Aim of the exercise: Copy every record word for word.

Saved entries:
- - -
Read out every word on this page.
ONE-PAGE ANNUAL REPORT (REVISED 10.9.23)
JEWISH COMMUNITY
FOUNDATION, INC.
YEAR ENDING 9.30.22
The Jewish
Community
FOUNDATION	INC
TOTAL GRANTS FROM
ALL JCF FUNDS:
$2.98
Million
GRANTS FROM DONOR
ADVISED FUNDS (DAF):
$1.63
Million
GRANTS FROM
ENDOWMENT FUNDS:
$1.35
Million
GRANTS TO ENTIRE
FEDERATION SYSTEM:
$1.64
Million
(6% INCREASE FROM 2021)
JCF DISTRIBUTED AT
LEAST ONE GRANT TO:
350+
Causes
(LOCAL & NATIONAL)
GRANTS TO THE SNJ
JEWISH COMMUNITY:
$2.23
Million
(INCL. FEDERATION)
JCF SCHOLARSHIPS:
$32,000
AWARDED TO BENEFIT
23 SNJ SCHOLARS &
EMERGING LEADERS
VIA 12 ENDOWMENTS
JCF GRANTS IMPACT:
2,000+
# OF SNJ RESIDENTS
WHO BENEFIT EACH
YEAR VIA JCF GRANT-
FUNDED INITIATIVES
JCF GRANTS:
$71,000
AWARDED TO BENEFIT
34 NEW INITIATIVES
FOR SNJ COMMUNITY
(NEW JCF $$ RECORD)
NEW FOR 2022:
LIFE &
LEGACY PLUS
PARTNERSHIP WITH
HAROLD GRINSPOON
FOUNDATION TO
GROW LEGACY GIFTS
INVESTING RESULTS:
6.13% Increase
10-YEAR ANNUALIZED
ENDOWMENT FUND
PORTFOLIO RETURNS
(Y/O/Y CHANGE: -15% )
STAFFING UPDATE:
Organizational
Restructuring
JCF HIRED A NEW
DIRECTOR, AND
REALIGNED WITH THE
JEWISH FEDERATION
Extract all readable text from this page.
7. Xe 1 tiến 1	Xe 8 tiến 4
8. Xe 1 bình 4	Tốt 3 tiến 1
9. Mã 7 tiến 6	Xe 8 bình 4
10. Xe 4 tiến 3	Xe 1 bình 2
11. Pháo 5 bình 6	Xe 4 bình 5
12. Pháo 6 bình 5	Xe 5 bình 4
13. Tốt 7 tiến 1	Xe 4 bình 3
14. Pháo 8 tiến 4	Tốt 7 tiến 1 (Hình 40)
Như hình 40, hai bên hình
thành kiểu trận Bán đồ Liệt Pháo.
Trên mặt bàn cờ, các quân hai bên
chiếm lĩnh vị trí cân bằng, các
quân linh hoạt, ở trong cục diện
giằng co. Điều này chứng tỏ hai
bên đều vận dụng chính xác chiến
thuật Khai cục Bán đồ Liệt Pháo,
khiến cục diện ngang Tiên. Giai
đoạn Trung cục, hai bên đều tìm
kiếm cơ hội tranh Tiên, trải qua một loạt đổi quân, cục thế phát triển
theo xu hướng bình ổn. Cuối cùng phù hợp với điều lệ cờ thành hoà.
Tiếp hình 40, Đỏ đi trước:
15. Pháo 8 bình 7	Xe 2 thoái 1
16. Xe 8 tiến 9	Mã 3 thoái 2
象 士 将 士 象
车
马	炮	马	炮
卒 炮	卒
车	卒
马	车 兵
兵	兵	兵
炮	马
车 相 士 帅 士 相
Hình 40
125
- - -
Reply to the task:
Read out every word on this page.
ONE-PAGE ANNUAL REPORT (REVISED 10.9.23)
JEWISH COMMUNITY
FOUNDATION, INC.
YEAR ENDING 9.30.22
The Jewish
Community
FOUNDATION	INC
TOTAL GRANTS FROM
ALL JCF FUNDS:
$2.98
Million
GRANTS FROM DONOR
ADVISED FUNDS (DAF):
$1.63
Million
GRANTS FROM
ENDOWMENT FUNDS:
$1.35
Million
GRANTS TO ENTIRE
FEDERATION SYSTEM:
$1.64
Million
(6% INCREASE FROM 2021)
JCF DISTRIBUTED AT
LEAST ONE GRANT TO:
350+
Causes
(LOCAL & NATIONAL)
GRANTS TO THE SNJ
JEWISH COMMUNITY:
$2.23
Million
(INCL. FEDERATION)
JCF SCHOLARSHIPS:
$32,000
AWARDED TO BENEFIT
23 SNJ SCHOLARS &
EMERGING LEADERS
VIA 12 ENDOWMENTS
JCF GRANTS IMPACT:
2,000+
# OF SNJ RESIDENTS
WHO BENEFIT EACH
YEAR VIA JCF GRANT-
FUNDED INITIATIVES
JCF GRANTS:
$71,000
AWARDED TO BENEFIT
34 NEW INITIATIVES
FOR SNJ COMMUNITY
(NEW JCF $$ RECORD)
NEW FOR 2022:
LIFE &
LEGACY PLUS
PARTNERSHIP WITH
HAROLD GRINSPOON
FOUNDATION TO
GROW LEGACY GIFTS
INVESTING RESULTS:
6.13% Increase
10-YEAR ANNUALIZED
ENDOWMENT FUND
PORTFOLIO RETURNS
(Y/O/Y CHANGE: -15% )
STAFFING UPDATE:
Organizational
Restructuring
JCF HIRED A NEW
DIRECTOR, AND
REALIGNED WITH THE
JEWISH FEDERATION
Extract all readable text from this page.
7. Xe 1 tiến 1	Xe 8 tiến 4
8. Xe 1 bình 4	Tốt 3 tiến 1
9. Mã 7 tiến 6	Xe 8 bình 4
10. Xe 4 tiến 3	Xe 1 bình 2
11. Pháo 5 bình 6	Xe 4 bình 5
12. Pháo 6 bình 5	Xe 5 bình 4
13. Tốt 7 tiến 1	Xe 4 bình 3
14. Pháo 8 tiến 4	Tốt 7 tiến 1 (Hình 40)
Như hình 40, hai bên hình
thành kiểu trận Bán đồ Liệt Pháo.
Trên mặt bàn cờ, các quân hai bên
chiếm lĩnh vị trí cân bằng, các
quân linh hoạt, ở trong cục diện
giằng co. Điều này chứng tỏ hai
bên đều vận dụng chính xác chiến
thuật Khai cục Bán đồ Liệt Pháo,
khiến cục diện ngang Tiên. Giai
đoạn Trung cục, hai bên đều tìm
kiếm cơ hội tranh Tiên, trải qua một loạt đổi quân, cục thế phát triển
theo xu hướng bình ổn. Cuối cùng phù hợp với điều lệ cờ thành hoà.
Tiếp hình 40, Đỏ đi trước:
15. Pháo 8 bình 7	Xe 2 thoái 1
16. Xe 8 tiến 9	Mã 3 thoái 2
象 士 将 士 象
车
马	炮	马	炮
卒 炮	卒
车	卒
马	车 兵
兵	兵	兵
炮	马
车 相 士 帅 士 相
Hình 40
125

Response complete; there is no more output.